INPUT DATA =>

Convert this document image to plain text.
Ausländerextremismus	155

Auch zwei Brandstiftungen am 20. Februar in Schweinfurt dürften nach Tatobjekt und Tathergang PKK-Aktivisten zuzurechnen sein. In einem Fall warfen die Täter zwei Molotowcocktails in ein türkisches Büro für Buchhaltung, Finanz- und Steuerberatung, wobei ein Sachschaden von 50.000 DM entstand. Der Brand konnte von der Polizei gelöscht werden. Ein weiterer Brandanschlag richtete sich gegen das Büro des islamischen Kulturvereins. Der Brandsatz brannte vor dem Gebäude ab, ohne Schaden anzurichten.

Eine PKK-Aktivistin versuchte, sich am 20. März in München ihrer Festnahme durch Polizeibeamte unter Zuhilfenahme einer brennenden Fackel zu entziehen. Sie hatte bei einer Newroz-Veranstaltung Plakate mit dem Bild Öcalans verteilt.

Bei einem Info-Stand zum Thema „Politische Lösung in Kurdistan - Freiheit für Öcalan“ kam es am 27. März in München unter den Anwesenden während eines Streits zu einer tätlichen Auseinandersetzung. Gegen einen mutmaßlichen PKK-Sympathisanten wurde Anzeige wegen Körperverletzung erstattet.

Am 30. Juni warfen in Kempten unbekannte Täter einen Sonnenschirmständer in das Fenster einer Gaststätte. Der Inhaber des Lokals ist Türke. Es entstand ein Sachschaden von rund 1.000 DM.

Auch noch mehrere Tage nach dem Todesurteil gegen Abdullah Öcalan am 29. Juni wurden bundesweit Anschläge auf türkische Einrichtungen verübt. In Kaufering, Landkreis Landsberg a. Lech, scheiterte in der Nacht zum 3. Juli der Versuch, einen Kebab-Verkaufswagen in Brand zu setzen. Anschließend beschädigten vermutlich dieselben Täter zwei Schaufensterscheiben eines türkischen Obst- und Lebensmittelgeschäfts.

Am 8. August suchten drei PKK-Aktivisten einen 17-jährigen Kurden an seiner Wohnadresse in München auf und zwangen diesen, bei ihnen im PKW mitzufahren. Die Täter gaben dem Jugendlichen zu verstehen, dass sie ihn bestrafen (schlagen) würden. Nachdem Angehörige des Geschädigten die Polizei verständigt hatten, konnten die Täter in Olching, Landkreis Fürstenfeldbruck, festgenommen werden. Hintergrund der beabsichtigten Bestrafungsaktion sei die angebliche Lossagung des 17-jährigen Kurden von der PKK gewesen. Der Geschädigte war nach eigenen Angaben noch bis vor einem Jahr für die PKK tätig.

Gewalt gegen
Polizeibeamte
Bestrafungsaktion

TASK INSTRUCTIONS => Return the listing above word for word.

WRITTEN REPLY =>
Convert this document image to plain text.
Ausländerextremismus	155

Auch zwei Brandstiftungen am 20. Februar in Schweinfurt dürften nach Tatobjekt und Tathergang PKK-Aktivisten zuzurechnen sein. In einem Fall warfen die Täter zwei Molotowcocktails in ein türkisches Büro für Buchhaltung, Finanz- und Steuerberatung, wobei ein Sachschaden von 50.000 DM entstand. Der Brand konnte von der Polizei gelöscht werden. Ein weiterer Brandanschlag richtete sich gegen das Büro des islamischen Kulturvereins. Der Brandsatz brannte vor dem Gebäude ab, ohne Schaden anzurichten.

Eine PKK-Aktivistin versuchte, sich am 20. März in München ihrer Festnahme durch Polizeibeamte unter Zuhilfenahme einer brennenden Fackel zu entziehen. Sie hatte bei einer Newroz-Veranstaltung Plakate mit dem Bild Öcalans verteilt.

Bei einem Info-Stand zum Thema „Politische Lösung in Kurdistan - Freiheit für Öcalan“ kam es am 27. März in München unter den Anwesenden während eines Streits zu einer tätlichen Auseinandersetzung. Gegen einen mutmaßlichen PKK-Sympathisanten wurde Anzeige wegen Körperverletzung erstattet.

Am 30. Juni warfen in Kempten unbekannte Täter einen Sonnenschirmständer in das Fenster einer Gaststätte. Der Inhaber des Lokals ist Türke. Es entstand ein Sachschaden von rund 1.000 DM.

Auch noch mehrere Tage nach dem Todesurteil gegen Abdullah Öcalan am 29. Juni wurden bundesweit Anschläge auf türkische Einrichtungen verübt. In Kaufering, Landkreis Landsberg a. Lech, scheiterte in der Nacht zum 3. Juli der Versuch, einen Kebab-Verkaufswagen in Brand zu setzen. Anschließend beschädigten vermutlich dieselben Täter zwei Schaufensterscheiben eines türkischen Obst- und Lebensmittelgeschäfts.

Am 8. August suchten drei PKK-Aktivisten einen 17-jährigen Kurden an seiner Wohnadresse in München auf und zwangen diesen, bei ihnen im PKW mitzufahren. Die Täter gaben dem Jugendlichen zu verstehen, dass sie ihn bestrafen (schlagen) würden. Nachdem Angehörige des Geschädigten die Polizei verständigt hatten, konnten die Täter in Olching, Landkreis Fürstenfeldbruck, festgenommen werden. Hintergrund der beabsichtigten Bestrafungsaktion sei die angebliche Lossagung des 17-jährigen Kurden von der PKK gewesen. Der Geschädigte war nach eigenen Angaben noch bis vor einem Jahr für die PKK tätig.

Gewalt gegen
Polizeibeamte
Bestrafungsaktion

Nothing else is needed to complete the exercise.